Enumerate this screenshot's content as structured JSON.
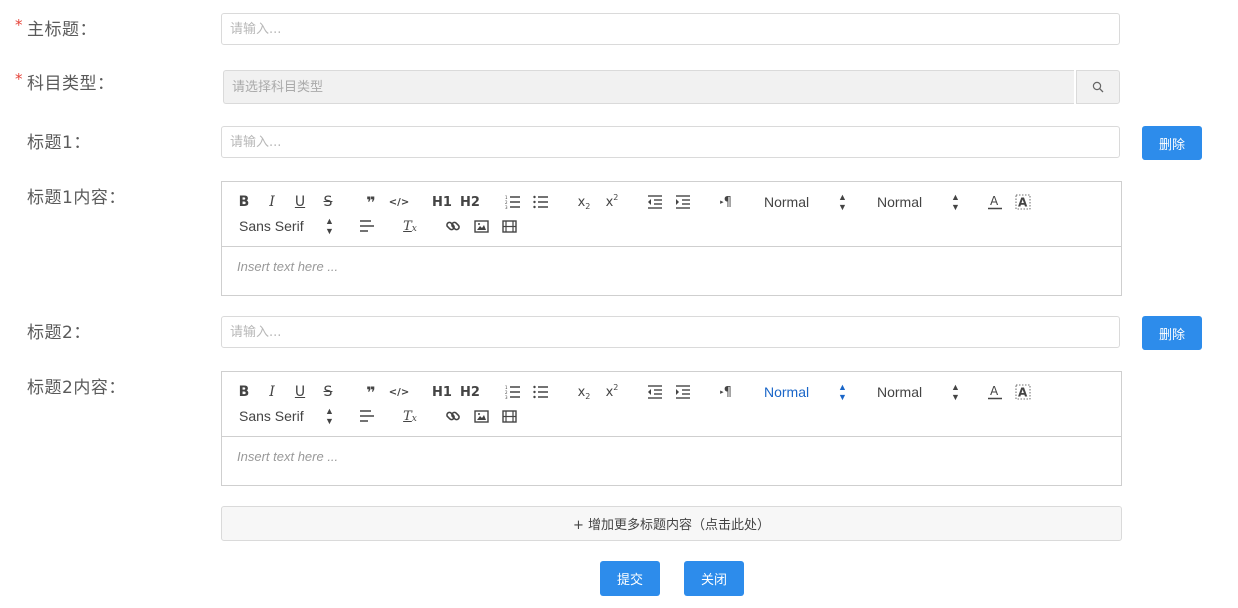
{
  "form": {
    "main_title": {
      "required_mark": "*",
      "label": "主标题：",
      "placeholder": "请输入..."
    },
    "subject_type": {
      "required_mark": "*",
      "label": "科目类型：",
      "placeholder": "请选择科目类型",
      "search_icon": "search-icon"
    },
    "sections": [
      {
        "title_label": "标题1：",
        "title_placeholder": "请输入...",
        "delete_label": "删除",
        "content_label": "标题1内容：",
        "editor": {
          "header_picker": "Normal",
          "size_picker": "Normal",
          "font_picker": "Sans Serif",
          "placeholder": "Insert text here ..."
        }
      },
      {
        "title_label": "标题2：",
        "title_placeholder": "请输入...",
        "delete_label": "删除",
        "content_label": "标题2内容：",
        "editor": {
          "header_picker": "Normal",
          "size_picker": "Normal",
          "font_picker": "Sans Serif",
          "placeholder": "Insert text here ..."
        }
      }
    ],
    "add_more_label": "+ 增加更多标题内容（点击此处）",
    "submit_label": "提交",
    "close_label": "关闭"
  },
  "toolbar_icons": {
    "bold": "B",
    "italic": "I",
    "underline": "U",
    "strike": "S",
    "blockquote": "❞",
    "code": "</>",
    "h1": "H1",
    "h2": "H2",
    "subscript": "x2",
    "superscript": "x2",
    "rtl": "¶",
    "clean": "Tx"
  },
  "colors": {
    "primary": "#2d8ceb",
    "required": "#e5443a",
    "active_picker": "#1a66c8"
  }
}
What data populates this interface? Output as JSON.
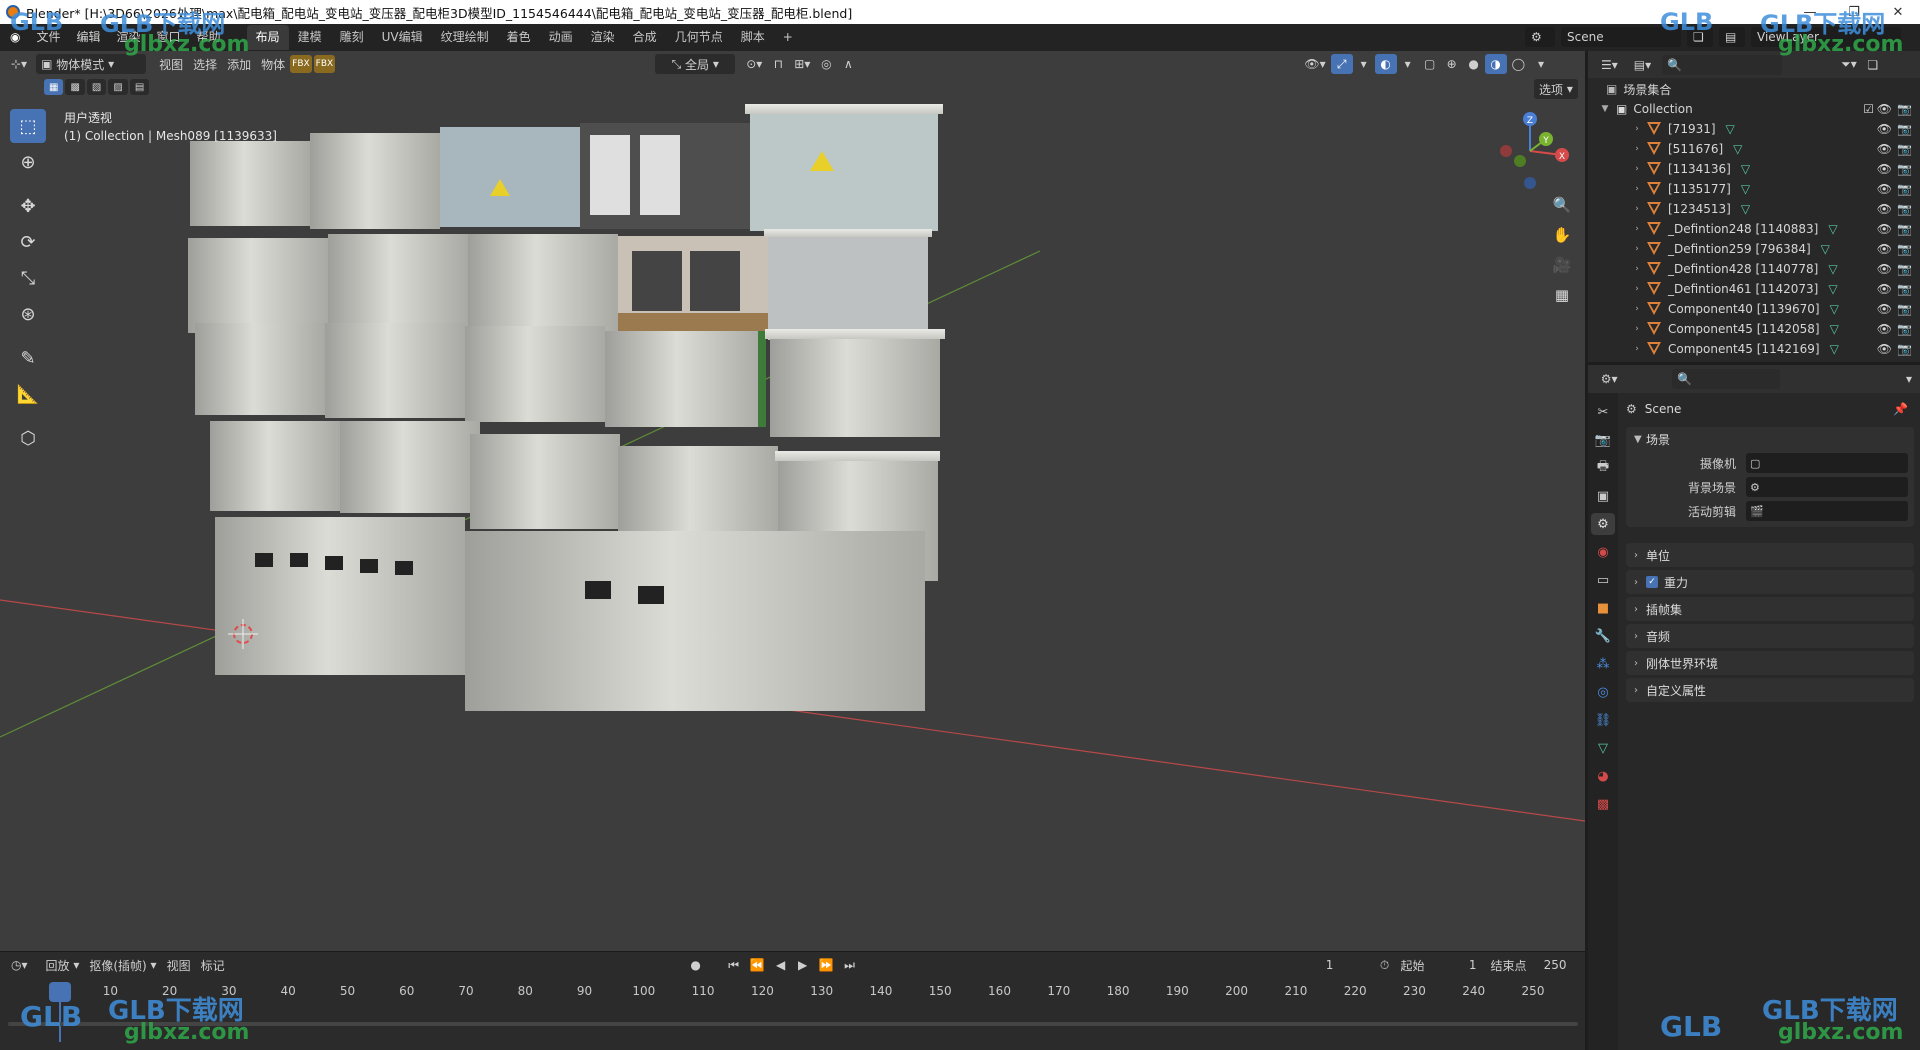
{
  "window": {
    "title": "Blender* [H:\\3D66\\2026处理\\max\\配电箱_配电站_变电站_变压器_配电柜3D模型ID_1154546444\\配电箱_配电站_变电站_变压器_配电柜.blend]",
    "min_glyph": "—",
    "max_glyph": "❐",
    "close_glyph": "✕"
  },
  "menubar": {
    "items": [
      "文件",
      "编辑",
      "渲染",
      "窗口",
      "帮助"
    ],
    "workspaces": [
      "布局",
      "建模",
      "雕刻",
      "UV编辑",
      "纹理绘制",
      "着色",
      "动画",
      "渲染",
      "合成",
      "几何节点",
      "脚本"
    ],
    "active_workspace_index": 0,
    "add_tab": "+",
    "scene_label": "Scene",
    "viewlayer_label": "ViewLayer"
  },
  "viewport": {
    "mode_label": "物体模式",
    "menus": [
      "视图",
      "选择",
      "添加",
      "物体"
    ],
    "transform_orientation": "全局",
    "options_label": "选项",
    "overlay_title": "用户透视",
    "overlay_subtitle": "(1) Collection | Mesh089 [1139633]",
    "fbx_badge": "FBX",
    "gizmo": {
      "x": "X",
      "y": "Y",
      "z": "Z"
    },
    "colors": {
      "background": "#3d3d3d",
      "x_axis": "#c94b4b",
      "y_axis": "#6a9a3a"
    }
  },
  "timeline": {
    "menus": [
      "回放",
      "抠像(插帧)",
      "视图",
      "标记"
    ],
    "current_frame": "1",
    "start_label": "起始",
    "start_value": "1",
    "end_label": "结束点",
    "end_value": "250",
    "ticks": [
      "1",
      "10",
      "20",
      "30",
      "40",
      "50",
      "60",
      "70",
      "80",
      "90",
      "100",
      "110",
      "120",
      "130",
      "140",
      "150",
      "160",
      "170",
      "180",
      "190",
      "200",
      "210",
      "220",
      "230",
      "240",
      "250"
    ]
  },
  "outliner": {
    "scene_collection": "场景集合",
    "collection": "Collection",
    "objects": [
      "[71931]",
      "[511676]",
      "[1134136]",
      "[1135177]",
      "[1234513]",
      "_Defintion248 [1140883]",
      "_Defintion259 [796384]",
      "_Defintion428 [1140778]",
      "_Defintion461 [1142073]",
      "Component40 [1139670]",
      "Component45 [1142058]",
      "Component45 [1142169]"
    ]
  },
  "properties": {
    "context_name": "Scene",
    "scene_panel": {
      "title": "场景",
      "camera_label": "摄像机",
      "background_label": "背景场景",
      "clip_label": "活动剪辑"
    },
    "collapsed_panels": [
      "单位",
      "重力",
      "插帧集",
      "音频",
      "刚体世界环境",
      "自定义属性"
    ],
    "gravity_checked": true
  },
  "watermarks": {
    "brand": "GLB下载网",
    "site": "glbxz.com",
    "logo": "GLB"
  },
  "accent": "#4772b3"
}
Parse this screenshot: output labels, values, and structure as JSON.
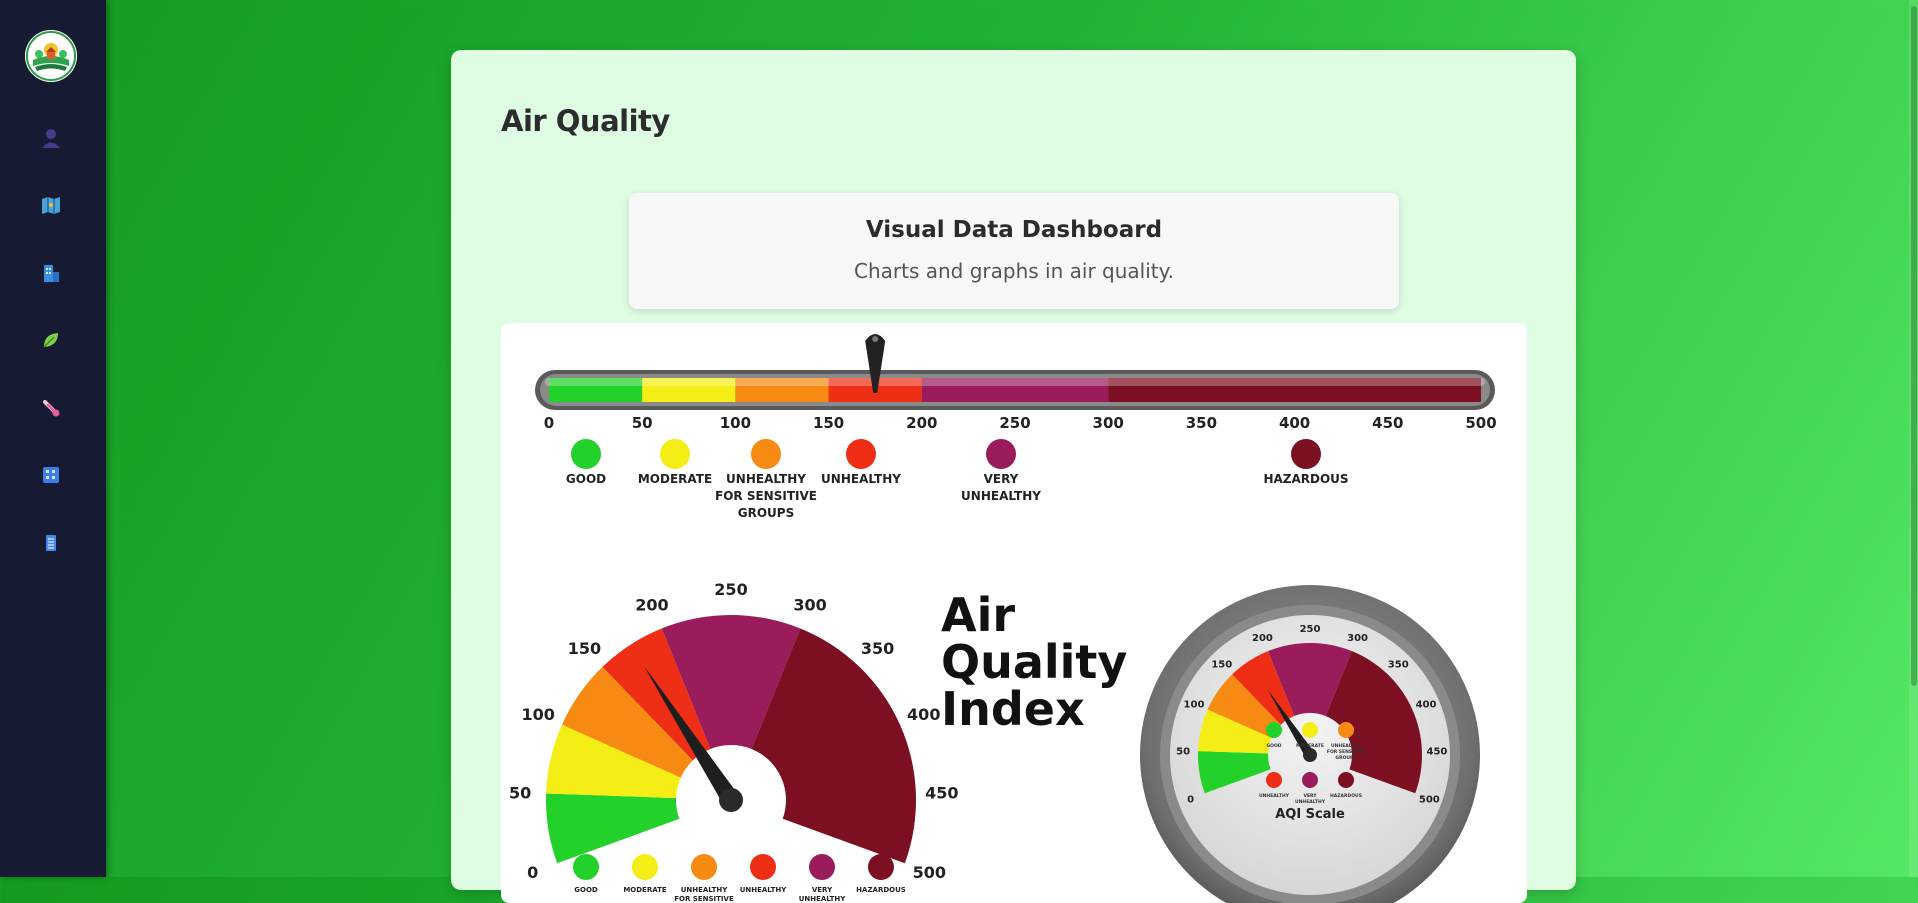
{
  "page": {
    "title": "Air Quality"
  },
  "sidebar": {
    "logo": "community-garden-logo",
    "items": [
      {
        "icon": "user-icon",
        "color": "#4a3a8c"
      },
      {
        "icon": "map-icon",
        "color": "#4aa3d8"
      },
      {
        "icon": "building-icon",
        "color": "#3c8fe0"
      },
      {
        "icon": "leaf-icon",
        "color": "#7fd14a"
      },
      {
        "icon": "thermometer-icon",
        "color": "#e85a9a"
      },
      {
        "icon": "city-grid-icon",
        "color": "#3c7fe8"
      },
      {
        "icon": "list-icon",
        "color": "#4a86e8"
      }
    ]
  },
  "dashboard_card": {
    "title": "Visual Data Dashboard",
    "subtitle": "Charts and graphs in air quality."
  },
  "aqi_infographic": {
    "scale_ticks": [
      "0",
      "50",
      "100",
      "150",
      "200",
      "250",
      "300",
      "350",
      "400",
      "450",
      "500"
    ],
    "pointer_value": 175,
    "categories": [
      {
        "label": [
          "GOOD"
        ],
        "color": "#22d12a"
      },
      {
        "label": [
          "MODERATE"
        ],
        "color": "#f4ee16"
      },
      {
        "label": [
          "UNHEALTHY",
          "FOR SENSITIVE",
          "GROUPS"
        ],
        "color": "#f68a12"
      },
      {
        "label": [
          "UNHEALTHY"
        ],
        "color": "#ef2e16"
      },
      {
        "label": [
          "VERY",
          "UNHEALTHY"
        ],
        "color": "#9b1c5a"
      },
      {
        "label": [
          "HAZARDOUS"
        ],
        "color": "#7d0f22"
      }
    ],
    "gauge_ticks": [
      "0",
      "50",
      "100",
      "150",
      "200",
      "250",
      "300",
      "350",
      "400",
      "450",
      "500"
    ],
    "center_title": [
      "Air",
      "Quality",
      "Index"
    ],
    "dial_caption": "AQI Scale"
  }
}
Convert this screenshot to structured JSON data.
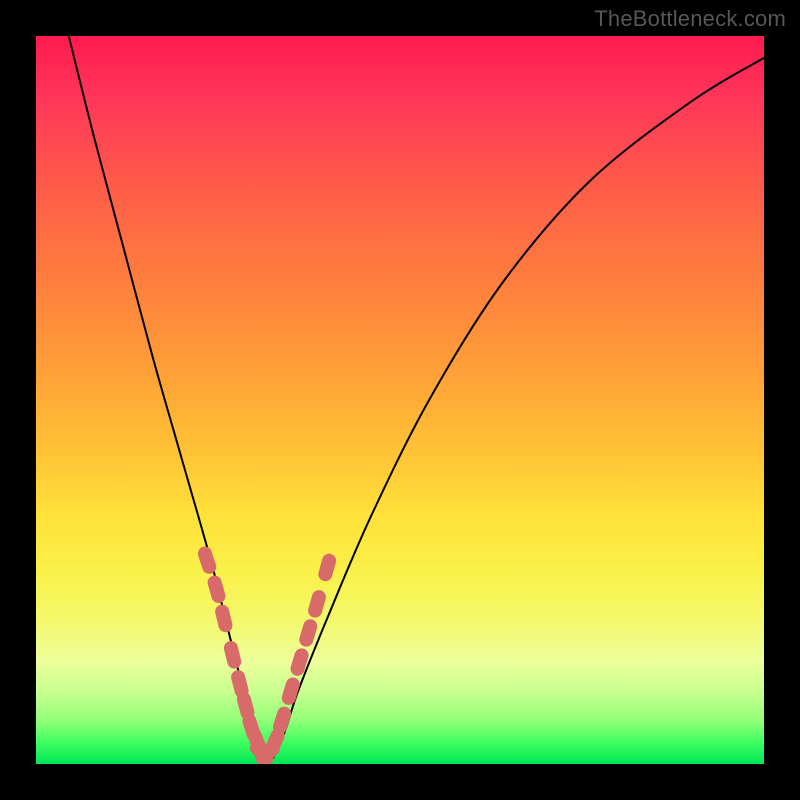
{
  "watermark": "TheBottleneck.com",
  "colors": {
    "frame": "#000000",
    "curve": "#000000",
    "marker": "#d86a6a",
    "gradient_stops": [
      "#ff1a4d",
      "#ff345a",
      "#ff5a49",
      "#ff7a3f",
      "#ff9a38",
      "#ffbf35",
      "#ffe23a",
      "#f9f24a",
      "#f4f86a",
      "#ecff9a",
      "#c9ff8f",
      "#92ff78",
      "#3fff60",
      "#00e756"
    ]
  },
  "chart_data": {
    "type": "line",
    "title": "",
    "xlabel": "",
    "ylabel": "",
    "xlim": [
      0,
      100
    ],
    "ylim": [
      0,
      100
    ],
    "note": "Curve is a V-shaped bottleneck dip. x and y in percent of plot area (y=0 bottom, y=100 top). Minimum near x≈31, y≈0.",
    "series": [
      {
        "name": "bottleneck-curve",
        "x": [
          4.5,
          8,
          12,
          16,
          20,
          24,
          26,
          28,
          30,
          31,
          32,
          34,
          36,
          40,
          46,
          54,
          64,
          76,
          90,
          100
        ],
        "y": [
          100,
          86,
          71,
          56,
          42,
          28,
          20,
          12,
          4,
          0,
          0,
          4,
          10,
          20,
          34,
          50,
          66,
          80,
          91,
          97
        ]
      }
    ],
    "markers": {
      "name": "highlight-lozenges",
      "note": "Salmon rounded-capsule markers scattered along both flanks near the trough (approx 65–85% depth).",
      "points_xy": [
        [
          23.5,
          28
        ],
        [
          24.8,
          24
        ],
        [
          25.8,
          20
        ],
        [
          27.0,
          15
        ],
        [
          28.0,
          11
        ],
        [
          28.8,
          8
        ],
        [
          29.6,
          5
        ],
        [
          30.4,
          3
        ],
        [
          31.0,
          1.5
        ],
        [
          31.8,
          1.5
        ],
        [
          32.8,
          3
        ],
        [
          33.8,
          6
        ],
        [
          35.0,
          10
        ],
        [
          36.2,
          14
        ],
        [
          37.4,
          18
        ],
        [
          38.6,
          22
        ],
        [
          40.0,
          27
        ]
      ]
    }
  }
}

= = = =

* _Written exercise_:
Copy every line in the listing above where the string "this" turns up.

* _Exercise result_:
Enumerate this screenshot's content as structured JSON.
What data populates this interface? Output as JSON.
Parse this screenshot: output labels, values, and structure as JSON.
Convert this screenshot to structured JSON data.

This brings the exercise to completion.